## Source data

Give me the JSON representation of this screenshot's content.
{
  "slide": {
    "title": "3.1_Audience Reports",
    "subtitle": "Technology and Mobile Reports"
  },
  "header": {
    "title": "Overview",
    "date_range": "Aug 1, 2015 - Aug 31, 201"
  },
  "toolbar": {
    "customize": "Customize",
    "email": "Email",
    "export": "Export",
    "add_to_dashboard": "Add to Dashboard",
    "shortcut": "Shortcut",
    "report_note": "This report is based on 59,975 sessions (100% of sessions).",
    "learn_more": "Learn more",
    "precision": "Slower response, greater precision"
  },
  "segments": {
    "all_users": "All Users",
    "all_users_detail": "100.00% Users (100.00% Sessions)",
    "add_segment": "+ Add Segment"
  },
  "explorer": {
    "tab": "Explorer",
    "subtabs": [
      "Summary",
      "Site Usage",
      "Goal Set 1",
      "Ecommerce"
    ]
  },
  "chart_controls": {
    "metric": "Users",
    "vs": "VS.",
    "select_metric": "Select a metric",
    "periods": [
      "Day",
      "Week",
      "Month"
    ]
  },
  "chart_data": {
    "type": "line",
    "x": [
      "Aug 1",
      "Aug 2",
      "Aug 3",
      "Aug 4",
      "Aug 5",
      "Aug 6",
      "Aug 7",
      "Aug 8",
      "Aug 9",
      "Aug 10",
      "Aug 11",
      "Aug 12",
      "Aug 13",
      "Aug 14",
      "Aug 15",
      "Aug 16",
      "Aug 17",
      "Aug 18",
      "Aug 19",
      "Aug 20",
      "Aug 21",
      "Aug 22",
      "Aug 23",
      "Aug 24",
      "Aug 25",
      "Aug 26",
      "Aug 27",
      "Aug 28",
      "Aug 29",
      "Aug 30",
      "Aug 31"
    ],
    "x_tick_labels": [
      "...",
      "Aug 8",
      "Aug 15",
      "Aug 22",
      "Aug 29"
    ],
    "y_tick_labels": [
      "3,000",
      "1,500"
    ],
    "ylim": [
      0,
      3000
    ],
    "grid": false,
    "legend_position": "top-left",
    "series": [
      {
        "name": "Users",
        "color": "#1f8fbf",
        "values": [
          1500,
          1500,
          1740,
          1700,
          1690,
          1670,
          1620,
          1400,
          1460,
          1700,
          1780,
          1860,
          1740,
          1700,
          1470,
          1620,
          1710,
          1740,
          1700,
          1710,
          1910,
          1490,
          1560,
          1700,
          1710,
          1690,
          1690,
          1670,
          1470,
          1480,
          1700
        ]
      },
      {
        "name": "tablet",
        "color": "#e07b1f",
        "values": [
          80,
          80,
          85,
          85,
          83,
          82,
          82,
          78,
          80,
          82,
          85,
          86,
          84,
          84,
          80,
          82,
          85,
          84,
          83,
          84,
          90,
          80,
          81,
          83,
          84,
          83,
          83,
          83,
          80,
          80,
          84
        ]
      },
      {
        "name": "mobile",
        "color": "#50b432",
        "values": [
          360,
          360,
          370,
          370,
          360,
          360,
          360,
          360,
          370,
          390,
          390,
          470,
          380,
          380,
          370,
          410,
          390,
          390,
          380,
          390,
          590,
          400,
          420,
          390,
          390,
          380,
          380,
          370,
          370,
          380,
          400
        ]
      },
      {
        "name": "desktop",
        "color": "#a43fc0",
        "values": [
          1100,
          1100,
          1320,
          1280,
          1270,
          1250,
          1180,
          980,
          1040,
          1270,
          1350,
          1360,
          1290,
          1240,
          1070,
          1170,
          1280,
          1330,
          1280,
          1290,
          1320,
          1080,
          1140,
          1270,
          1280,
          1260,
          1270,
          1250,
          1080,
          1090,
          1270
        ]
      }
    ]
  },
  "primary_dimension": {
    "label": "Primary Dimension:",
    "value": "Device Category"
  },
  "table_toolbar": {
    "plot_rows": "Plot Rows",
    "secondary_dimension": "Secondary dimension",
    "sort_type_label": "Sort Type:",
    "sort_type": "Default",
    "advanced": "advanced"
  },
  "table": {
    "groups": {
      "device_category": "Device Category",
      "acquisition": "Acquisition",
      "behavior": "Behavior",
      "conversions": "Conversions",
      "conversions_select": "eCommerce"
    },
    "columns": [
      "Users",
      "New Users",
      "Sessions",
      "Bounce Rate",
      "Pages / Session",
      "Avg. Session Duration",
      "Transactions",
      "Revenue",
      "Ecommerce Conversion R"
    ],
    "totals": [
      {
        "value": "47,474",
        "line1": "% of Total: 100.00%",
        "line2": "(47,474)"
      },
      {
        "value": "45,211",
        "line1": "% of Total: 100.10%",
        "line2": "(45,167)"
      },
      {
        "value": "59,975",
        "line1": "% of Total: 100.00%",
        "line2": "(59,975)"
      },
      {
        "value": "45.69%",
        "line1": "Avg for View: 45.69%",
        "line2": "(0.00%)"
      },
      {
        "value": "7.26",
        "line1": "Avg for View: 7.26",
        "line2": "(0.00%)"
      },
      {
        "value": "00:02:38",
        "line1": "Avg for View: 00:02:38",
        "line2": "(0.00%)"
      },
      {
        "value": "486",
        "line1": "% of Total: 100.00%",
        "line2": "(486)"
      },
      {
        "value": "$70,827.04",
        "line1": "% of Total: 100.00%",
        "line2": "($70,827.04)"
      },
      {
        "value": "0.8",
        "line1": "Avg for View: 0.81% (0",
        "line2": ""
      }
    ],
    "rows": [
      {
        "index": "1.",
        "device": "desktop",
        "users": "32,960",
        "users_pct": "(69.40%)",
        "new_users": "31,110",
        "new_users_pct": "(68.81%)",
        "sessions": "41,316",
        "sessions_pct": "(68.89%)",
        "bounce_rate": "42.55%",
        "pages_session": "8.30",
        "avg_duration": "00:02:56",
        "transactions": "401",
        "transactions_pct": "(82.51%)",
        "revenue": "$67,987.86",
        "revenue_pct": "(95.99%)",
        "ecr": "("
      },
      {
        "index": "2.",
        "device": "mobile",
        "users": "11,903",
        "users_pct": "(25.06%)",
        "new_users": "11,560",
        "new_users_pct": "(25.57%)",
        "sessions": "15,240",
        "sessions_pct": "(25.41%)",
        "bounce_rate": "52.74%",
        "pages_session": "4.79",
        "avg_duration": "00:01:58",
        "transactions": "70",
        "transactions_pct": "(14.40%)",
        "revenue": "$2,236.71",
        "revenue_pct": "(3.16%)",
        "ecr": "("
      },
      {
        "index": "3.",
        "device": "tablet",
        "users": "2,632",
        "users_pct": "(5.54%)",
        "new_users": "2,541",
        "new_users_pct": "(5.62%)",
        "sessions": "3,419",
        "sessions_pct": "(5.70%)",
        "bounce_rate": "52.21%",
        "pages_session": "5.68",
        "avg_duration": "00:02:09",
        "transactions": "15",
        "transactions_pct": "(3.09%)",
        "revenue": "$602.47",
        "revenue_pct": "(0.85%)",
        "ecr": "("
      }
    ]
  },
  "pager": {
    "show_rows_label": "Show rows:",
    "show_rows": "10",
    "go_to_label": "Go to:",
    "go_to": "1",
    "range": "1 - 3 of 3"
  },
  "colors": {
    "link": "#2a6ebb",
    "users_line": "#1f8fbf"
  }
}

## Task
Set down the entries above again, word for word.

## Reply to the task
Give me the JSON representation of this screenshot's content.
{
  "slide": {
    "title": "3.1_Audience Reports",
    "subtitle": "Technology and Mobile Reports"
  },
  "header": {
    "title": "Overview",
    "date_range": "Aug 1, 2015 - Aug 31, 201"
  },
  "toolbar": {
    "customize": "Customize",
    "email": "Email",
    "export": "Export",
    "add_to_dashboard": "Add to Dashboard",
    "shortcut": "Shortcut",
    "report_note": "This report is based on 59,975 sessions (100% of sessions).",
    "learn_more": "Learn more",
    "precision": "Slower response, greater precision"
  },
  "segments": {
    "all_users": "All Users",
    "all_users_detail": "100.00% Users (100.00% Sessions)",
    "add_segment": "+ Add Segment"
  },
  "explorer": {
    "tab": "Explorer",
    "subtabs": [
      "Summary",
      "Site Usage",
      "Goal Set 1",
      "Ecommerce"
    ]
  },
  "chart_controls": {
    "metric": "Users",
    "vs": "VS.",
    "select_metric": "Select a metric",
    "periods": [
      "Day",
      "Week",
      "Month"
    ]
  },
  "chart_data": {
    "type": "line",
    "x": [
      "Aug 1",
      "Aug 2",
      "Aug 3",
      "Aug 4",
      "Aug 5",
      "Aug 6",
      "Aug 7",
      "Aug 8",
      "Aug 9",
      "Aug 10",
      "Aug 11",
      "Aug 12",
      "Aug 13",
      "Aug 14",
      "Aug 15",
      "Aug 16",
      "Aug 17",
      "Aug 18",
      "Aug 19",
      "Aug 20",
      "Aug 21",
      "Aug 22",
      "Aug 23",
      "Aug 24",
      "Aug 25",
      "Aug 26",
      "Aug 27",
      "Aug 28",
      "Aug 29",
      "Aug 30",
      "Aug 31"
    ],
    "x_tick_labels": [
      "...",
      "Aug 8",
      "Aug 15",
      "Aug 22",
      "Aug 29"
    ],
    "y_tick_labels": [
      "3,000",
      "1,500"
    ],
    "ylim": [
      0,
      3000
    ],
    "grid": false,
    "legend_position": "top-left",
    "series": [
      {
        "name": "Users",
        "color": "#1f8fbf",
        "values": [
          1500,
          1500,
          1740,
          1700,
          1690,
          1670,
          1620,
          1400,
          1460,
          1700,
          1780,
          1860,
          1740,
          1700,
          1470,
          1620,
          1710,
          1740,
          1700,
          1710,
          1910,
          1490,
          1560,
          1700,
          1710,
          1690,
          1690,
          1670,
          1470,
          1480,
          1700
        ]
      },
      {
        "name": "tablet",
        "color": "#e07b1f",
        "values": [
          80,
          80,
          85,
          85,
          83,
          82,
          82,
          78,
          80,
          82,
          85,
          86,
          84,
          84,
          80,
          82,
          85,
          84,
          83,
          84,
          90,
          80,
          81,
          83,
          84,
          83,
          83,
          83,
          80,
          80,
          84
        ]
      },
      {
        "name": "mobile",
        "color": "#50b432",
        "values": [
          360,
          360,
          370,
          370,
          360,
          360,
          360,
          360,
          370,
          390,
          390,
          470,
          380,
          380,
          370,
          410,
          390,
          390,
          380,
          390,
          590,
          400,
          420,
          390,
          390,
          380,
          380,
          370,
          370,
          380,
          400
        ]
      },
      {
        "name": "desktop",
        "color": "#a43fc0",
        "values": [
          1100,
          1100,
          1320,
          1280,
          1270,
          1250,
          1180,
          980,
          1040,
          1270,
          1350,
          1360,
          1290,
          1240,
          1070,
          1170,
          1280,
          1330,
          1280,
          1290,
          1320,
          1080,
          1140,
          1270,
          1280,
          1260,
          1270,
          1250,
          1080,
          1090,
          1270
        ]
      }
    ]
  },
  "primary_dimension": {
    "label": "Primary Dimension:",
    "value": "Device Category"
  },
  "table_toolbar": {
    "plot_rows": "Plot Rows",
    "secondary_dimension": "Secondary dimension",
    "sort_type_label": "Sort Type:",
    "sort_type": "Default",
    "advanced": "advanced"
  },
  "table": {
    "groups": {
      "device_category": "Device Category",
      "acquisition": "Acquisition",
      "behavior": "Behavior",
      "conversions": "Conversions",
      "conversions_select": "eCommerce"
    },
    "columns": [
      "Users",
      "New Users",
      "Sessions",
      "Bounce Rate",
      "Pages / Session",
      "Avg. Session Duration",
      "Transactions",
      "Revenue",
      "Ecommerce Conversion R"
    ],
    "totals": [
      {
        "value": "47,474",
        "line1": "% of Total: 100.00%",
        "line2": "(47,474)"
      },
      {
        "value": "45,211",
        "line1": "% of Total: 100.10%",
        "line2": "(45,167)"
      },
      {
        "value": "59,975",
        "line1": "% of Total: 100.00%",
        "line2": "(59,975)"
      },
      {
        "value": "45.69%",
        "line1": "Avg for View: 45.69%",
        "line2": "(0.00%)"
      },
      {
        "value": "7.26",
        "line1": "Avg for View: 7.26",
        "line2": "(0.00%)"
      },
      {
        "value": "00:02:38",
        "line1": "Avg for View: 00:02:38",
        "line2": "(0.00%)"
      },
      {
        "value": "486",
        "line1": "% of Total: 100.00%",
        "line2": "(486)"
      },
      {
        "value": "$70,827.04",
        "line1": "% of Total: 100.00%",
        "line2": "($70,827.04)"
      },
      {
        "value": "0.8",
        "line1": "Avg for View: 0.81% (0",
        "line2": ""
      }
    ],
    "rows": [
      {
        "index": "1.",
        "device": "desktop",
        "users": "32,960",
        "users_pct": "(69.40%)",
        "new_users": "31,110",
        "new_users_pct": "(68.81%)",
        "sessions": "41,316",
        "sessions_pct": "(68.89%)",
        "bounce_rate": "42.55%",
        "pages_session": "8.30",
        "avg_duration": "00:02:56",
        "transactions": "401",
        "transactions_pct": "(82.51%)",
        "revenue": "$67,987.86",
        "revenue_pct": "(95.99%)",
        "ecr": "("
      },
      {
        "index": "2.",
        "device": "mobile",
        "users": "11,903",
        "users_pct": "(25.06%)",
        "new_users": "11,560",
        "new_users_pct": "(25.57%)",
        "sessions": "15,240",
        "sessions_pct": "(25.41%)",
        "bounce_rate": "52.74%",
        "pages_session": "4.79",
        "avg_duration": "00:01:58",
        "transactions": "70",
        "transactions_pct": "(14.40%)",
        "revenue": "$2,236.71",
        "revenue_pct": "(3.16%)",
        "ecr": "("
      },
      {
        "index": "3.",
        "device": "tablet",
        "users": "2,632",
        "users_pct": "(5.54%)",
        "new_users": "2,541",
        "new_users_pct": "(5.62%)",
        "sessions": "3,419",
        "sessions_pct": "(5.70%)",
        "bounce_rate": "52.21%",
        "pages_session": "5.68",
        "avg_duration": "00:02:09",
        "transactions": "15",
        "transactions_pct": "(3.09%)",
        "revenue": "$602.47",
        "revenue_pct": "(0.85%)",
        "ecr": "("
      }
    ]
  },
  "pager": {
    "show_rows_label": "Show rows:",
    "show_rows": "10",
    "go_to_label": "Go to:",
    "go_to": "1",
    "range": "1 - 3 of 3"
  },
  "colors": {
    "link": "#2a6ebb",
    "users_line": "#1f8fbf"
  }
}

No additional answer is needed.